• Data to process:

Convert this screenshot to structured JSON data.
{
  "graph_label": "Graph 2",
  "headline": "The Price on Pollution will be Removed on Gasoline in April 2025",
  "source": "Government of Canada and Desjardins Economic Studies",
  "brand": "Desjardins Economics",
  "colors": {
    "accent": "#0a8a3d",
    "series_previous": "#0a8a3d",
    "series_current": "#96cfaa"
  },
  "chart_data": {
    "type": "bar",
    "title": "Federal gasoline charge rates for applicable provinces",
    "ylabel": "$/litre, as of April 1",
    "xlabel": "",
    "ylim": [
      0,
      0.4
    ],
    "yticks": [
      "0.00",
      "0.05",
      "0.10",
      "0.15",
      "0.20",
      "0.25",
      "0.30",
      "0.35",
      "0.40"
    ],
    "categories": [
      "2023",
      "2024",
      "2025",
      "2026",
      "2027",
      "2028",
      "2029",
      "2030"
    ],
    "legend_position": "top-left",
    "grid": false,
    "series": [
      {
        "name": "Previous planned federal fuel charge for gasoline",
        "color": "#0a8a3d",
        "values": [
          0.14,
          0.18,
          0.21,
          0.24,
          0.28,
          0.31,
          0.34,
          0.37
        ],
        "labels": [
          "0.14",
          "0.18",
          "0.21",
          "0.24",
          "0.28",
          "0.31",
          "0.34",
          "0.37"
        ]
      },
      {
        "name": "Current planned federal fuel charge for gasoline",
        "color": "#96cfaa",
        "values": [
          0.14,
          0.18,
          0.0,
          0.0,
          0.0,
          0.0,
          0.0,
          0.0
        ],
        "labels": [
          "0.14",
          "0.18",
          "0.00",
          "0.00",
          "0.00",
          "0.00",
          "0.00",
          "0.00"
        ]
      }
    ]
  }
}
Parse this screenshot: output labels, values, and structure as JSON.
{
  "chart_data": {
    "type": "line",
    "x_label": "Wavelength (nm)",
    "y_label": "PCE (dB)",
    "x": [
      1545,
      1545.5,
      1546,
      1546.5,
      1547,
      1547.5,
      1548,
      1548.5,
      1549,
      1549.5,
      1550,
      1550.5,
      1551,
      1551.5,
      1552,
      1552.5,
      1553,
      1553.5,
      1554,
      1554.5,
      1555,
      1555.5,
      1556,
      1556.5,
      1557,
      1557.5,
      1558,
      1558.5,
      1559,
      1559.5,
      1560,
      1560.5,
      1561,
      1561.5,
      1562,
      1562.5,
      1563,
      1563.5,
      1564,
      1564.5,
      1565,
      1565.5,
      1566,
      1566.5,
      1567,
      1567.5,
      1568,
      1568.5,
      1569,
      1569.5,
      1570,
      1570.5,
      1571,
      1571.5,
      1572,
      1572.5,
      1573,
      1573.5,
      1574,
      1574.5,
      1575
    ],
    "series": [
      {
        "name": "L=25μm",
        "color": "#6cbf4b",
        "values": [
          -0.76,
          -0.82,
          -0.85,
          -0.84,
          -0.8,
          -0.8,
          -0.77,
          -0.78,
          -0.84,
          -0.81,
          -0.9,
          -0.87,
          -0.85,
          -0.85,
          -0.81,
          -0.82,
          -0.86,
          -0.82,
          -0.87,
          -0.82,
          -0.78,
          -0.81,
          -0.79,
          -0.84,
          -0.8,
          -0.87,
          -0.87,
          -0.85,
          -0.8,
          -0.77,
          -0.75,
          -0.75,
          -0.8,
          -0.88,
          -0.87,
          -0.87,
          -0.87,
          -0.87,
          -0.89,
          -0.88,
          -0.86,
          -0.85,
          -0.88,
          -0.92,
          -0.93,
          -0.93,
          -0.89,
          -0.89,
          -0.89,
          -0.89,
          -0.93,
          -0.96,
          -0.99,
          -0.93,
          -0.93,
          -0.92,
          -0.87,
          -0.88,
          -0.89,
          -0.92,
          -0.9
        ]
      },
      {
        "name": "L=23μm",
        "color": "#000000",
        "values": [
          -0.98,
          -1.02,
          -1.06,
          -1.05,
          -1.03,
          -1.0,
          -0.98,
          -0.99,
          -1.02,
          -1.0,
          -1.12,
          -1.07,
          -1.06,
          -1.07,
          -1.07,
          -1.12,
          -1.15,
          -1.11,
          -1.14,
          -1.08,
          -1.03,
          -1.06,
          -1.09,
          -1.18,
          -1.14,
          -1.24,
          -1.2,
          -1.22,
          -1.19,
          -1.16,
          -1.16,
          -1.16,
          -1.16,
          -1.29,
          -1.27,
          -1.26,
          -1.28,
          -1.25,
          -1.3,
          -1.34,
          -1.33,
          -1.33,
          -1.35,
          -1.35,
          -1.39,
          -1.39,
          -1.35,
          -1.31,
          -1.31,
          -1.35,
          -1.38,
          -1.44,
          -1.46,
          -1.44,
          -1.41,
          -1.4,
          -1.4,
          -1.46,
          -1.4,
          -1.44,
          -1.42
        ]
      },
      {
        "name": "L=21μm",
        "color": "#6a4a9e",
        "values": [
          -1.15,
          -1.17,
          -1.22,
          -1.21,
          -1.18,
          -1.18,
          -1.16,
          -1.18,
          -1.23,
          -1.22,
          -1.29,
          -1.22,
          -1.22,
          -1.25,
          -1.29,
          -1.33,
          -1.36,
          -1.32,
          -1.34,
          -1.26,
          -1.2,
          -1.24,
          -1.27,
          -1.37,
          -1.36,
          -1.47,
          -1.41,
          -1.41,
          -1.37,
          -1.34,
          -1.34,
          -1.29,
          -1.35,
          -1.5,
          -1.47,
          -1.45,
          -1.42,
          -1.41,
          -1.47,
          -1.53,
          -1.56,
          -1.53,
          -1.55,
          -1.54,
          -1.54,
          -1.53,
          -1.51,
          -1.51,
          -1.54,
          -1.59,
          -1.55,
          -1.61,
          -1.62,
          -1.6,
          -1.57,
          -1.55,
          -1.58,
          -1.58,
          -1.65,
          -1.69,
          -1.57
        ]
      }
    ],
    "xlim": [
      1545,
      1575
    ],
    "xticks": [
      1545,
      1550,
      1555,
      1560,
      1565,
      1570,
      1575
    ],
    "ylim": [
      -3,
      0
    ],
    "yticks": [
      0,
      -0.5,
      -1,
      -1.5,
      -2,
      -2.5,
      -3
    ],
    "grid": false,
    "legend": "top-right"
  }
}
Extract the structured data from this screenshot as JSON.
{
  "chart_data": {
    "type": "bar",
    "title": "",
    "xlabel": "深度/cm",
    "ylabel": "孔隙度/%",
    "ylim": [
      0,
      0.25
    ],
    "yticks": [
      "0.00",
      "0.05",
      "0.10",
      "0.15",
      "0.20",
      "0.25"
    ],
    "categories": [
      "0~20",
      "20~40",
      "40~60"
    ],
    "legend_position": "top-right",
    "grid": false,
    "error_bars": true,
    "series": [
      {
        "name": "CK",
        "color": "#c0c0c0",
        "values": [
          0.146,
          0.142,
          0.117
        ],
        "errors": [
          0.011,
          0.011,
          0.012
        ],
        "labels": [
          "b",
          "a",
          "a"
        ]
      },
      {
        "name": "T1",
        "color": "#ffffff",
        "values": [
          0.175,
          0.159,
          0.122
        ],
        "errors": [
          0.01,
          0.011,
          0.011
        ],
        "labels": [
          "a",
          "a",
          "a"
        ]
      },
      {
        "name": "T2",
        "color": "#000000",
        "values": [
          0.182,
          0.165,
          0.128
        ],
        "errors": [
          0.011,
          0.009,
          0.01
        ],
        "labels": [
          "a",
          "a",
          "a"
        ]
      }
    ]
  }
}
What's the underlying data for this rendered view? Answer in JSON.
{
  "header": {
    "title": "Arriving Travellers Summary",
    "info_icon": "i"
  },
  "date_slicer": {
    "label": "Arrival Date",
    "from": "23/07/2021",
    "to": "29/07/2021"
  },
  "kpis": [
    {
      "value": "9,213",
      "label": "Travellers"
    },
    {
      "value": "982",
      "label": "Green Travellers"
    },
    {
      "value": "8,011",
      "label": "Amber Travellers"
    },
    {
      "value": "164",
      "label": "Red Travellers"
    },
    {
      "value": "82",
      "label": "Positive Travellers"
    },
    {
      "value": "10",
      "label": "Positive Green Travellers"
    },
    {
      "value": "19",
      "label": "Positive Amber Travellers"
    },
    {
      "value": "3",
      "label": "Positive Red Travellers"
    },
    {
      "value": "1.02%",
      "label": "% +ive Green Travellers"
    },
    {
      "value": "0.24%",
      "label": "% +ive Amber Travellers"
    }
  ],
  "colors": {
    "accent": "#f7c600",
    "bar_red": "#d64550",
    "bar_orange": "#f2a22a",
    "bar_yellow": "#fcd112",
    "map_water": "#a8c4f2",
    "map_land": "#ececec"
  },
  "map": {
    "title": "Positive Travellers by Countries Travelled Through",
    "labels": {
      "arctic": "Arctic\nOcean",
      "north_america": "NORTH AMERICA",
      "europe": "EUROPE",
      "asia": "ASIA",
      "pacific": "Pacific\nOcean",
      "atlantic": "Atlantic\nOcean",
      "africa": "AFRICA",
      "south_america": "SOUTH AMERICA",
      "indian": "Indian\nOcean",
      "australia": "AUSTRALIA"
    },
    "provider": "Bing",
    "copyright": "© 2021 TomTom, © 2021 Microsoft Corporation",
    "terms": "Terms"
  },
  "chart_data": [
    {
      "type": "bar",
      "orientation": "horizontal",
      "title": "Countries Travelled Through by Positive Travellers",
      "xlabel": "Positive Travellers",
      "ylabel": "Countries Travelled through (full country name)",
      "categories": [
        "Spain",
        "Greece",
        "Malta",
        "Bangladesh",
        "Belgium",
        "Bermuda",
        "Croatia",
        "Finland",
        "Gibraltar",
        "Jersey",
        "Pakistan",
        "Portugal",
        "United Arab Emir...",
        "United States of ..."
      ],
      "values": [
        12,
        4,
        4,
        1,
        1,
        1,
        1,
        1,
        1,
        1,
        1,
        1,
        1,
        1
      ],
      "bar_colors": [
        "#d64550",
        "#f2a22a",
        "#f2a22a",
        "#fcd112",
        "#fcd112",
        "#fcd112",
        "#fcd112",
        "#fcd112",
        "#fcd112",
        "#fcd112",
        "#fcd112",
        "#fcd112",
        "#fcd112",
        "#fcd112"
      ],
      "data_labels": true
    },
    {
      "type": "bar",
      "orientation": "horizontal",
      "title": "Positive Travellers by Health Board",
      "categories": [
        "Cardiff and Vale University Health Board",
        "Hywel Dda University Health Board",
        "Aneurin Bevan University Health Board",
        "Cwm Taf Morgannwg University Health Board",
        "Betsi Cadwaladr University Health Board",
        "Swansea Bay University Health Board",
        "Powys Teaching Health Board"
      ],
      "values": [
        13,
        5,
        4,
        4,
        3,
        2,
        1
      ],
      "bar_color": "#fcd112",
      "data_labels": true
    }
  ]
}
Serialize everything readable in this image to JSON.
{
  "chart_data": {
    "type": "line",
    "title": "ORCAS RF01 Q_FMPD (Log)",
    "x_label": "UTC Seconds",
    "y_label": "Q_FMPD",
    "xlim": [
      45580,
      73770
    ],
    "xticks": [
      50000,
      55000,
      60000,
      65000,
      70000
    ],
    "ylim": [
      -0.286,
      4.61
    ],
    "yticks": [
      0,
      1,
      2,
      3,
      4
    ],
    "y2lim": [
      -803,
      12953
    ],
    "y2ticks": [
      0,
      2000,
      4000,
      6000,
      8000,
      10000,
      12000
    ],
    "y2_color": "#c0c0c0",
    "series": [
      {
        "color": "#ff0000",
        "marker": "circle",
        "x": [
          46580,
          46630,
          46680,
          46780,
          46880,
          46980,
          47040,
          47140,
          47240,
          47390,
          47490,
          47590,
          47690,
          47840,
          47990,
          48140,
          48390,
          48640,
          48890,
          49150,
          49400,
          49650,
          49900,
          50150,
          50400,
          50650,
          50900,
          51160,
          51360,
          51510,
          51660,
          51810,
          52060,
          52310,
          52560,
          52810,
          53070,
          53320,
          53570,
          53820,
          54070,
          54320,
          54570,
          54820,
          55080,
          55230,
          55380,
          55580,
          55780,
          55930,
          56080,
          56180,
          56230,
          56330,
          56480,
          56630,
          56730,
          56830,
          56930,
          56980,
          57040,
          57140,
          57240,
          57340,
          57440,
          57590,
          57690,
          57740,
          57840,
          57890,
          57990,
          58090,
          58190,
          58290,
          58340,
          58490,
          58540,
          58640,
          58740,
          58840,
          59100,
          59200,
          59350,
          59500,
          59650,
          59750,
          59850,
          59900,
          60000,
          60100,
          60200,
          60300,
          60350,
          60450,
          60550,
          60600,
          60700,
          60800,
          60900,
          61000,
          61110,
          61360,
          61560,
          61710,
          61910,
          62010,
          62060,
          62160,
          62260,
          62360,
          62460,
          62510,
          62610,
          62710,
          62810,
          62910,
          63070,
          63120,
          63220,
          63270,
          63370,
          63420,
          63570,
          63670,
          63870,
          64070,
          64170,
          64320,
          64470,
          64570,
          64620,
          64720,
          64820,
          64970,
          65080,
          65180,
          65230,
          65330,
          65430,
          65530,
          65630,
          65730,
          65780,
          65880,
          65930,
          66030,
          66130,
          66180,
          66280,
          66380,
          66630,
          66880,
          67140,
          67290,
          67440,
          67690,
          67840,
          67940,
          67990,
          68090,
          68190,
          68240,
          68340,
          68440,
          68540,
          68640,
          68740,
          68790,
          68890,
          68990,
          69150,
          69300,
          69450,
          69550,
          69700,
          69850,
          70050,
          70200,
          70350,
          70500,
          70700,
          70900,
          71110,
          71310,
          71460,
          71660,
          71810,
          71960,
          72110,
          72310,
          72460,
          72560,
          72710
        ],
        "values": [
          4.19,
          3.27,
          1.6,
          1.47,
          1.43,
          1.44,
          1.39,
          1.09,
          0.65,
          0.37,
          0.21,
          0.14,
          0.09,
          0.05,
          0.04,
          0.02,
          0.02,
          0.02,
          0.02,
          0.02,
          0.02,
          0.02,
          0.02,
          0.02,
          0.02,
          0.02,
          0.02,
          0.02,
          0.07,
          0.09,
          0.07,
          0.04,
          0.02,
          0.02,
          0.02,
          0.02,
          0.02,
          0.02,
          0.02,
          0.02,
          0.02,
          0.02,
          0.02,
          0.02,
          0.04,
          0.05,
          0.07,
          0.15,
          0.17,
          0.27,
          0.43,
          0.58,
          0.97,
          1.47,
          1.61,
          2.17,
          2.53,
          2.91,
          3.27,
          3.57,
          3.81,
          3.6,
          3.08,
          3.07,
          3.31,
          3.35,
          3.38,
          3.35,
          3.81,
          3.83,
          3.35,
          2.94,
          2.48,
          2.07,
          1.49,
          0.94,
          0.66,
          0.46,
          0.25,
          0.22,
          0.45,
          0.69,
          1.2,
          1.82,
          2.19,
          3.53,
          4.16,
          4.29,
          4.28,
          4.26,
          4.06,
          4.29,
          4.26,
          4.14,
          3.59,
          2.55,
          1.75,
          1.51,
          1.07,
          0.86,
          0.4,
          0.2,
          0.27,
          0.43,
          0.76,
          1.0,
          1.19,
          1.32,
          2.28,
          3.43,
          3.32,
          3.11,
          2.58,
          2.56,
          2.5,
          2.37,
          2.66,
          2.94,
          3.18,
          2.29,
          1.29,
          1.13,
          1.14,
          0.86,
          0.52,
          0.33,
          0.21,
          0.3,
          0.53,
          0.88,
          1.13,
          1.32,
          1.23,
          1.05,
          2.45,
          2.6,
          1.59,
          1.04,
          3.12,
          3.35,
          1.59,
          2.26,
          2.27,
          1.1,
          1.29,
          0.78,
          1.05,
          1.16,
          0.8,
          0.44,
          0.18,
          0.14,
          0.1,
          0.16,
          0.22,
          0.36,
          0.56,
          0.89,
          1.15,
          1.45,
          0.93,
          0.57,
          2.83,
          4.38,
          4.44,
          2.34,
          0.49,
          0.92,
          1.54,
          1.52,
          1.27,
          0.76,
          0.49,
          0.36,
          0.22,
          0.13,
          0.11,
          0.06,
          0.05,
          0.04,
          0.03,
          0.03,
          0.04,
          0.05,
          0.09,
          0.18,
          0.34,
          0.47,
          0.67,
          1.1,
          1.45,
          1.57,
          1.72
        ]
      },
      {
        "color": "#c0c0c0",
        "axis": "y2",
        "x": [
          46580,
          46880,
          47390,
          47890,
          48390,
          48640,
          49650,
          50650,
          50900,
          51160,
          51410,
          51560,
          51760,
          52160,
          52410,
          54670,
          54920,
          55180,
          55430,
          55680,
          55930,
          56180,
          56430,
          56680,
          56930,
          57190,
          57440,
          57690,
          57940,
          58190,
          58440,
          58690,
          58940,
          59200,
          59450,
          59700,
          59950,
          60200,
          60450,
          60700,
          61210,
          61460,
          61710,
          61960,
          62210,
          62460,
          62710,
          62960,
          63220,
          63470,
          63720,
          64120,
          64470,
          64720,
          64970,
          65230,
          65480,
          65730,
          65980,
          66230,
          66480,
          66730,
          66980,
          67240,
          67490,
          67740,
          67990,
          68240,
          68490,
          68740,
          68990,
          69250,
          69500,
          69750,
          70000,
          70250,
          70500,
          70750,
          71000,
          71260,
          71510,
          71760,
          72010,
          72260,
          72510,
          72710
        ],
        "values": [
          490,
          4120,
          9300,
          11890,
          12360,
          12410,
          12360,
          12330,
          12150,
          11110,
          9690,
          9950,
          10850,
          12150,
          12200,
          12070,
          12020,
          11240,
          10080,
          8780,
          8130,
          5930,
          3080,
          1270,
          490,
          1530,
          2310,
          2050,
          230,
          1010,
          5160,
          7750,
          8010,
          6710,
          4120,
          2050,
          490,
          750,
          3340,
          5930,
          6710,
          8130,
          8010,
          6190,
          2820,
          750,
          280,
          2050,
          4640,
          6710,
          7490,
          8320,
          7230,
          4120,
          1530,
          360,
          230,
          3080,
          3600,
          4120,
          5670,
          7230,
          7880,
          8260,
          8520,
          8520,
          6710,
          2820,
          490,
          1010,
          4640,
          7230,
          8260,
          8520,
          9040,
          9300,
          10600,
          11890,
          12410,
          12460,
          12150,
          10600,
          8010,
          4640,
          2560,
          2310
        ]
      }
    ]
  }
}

• Goal: Pick out the lines containing the string "fuel".

• Answer to the task:
        "name": "Previous planned federal fuel charge for gasoline",
        "name": "Current planned federal fuel charge for gasoline",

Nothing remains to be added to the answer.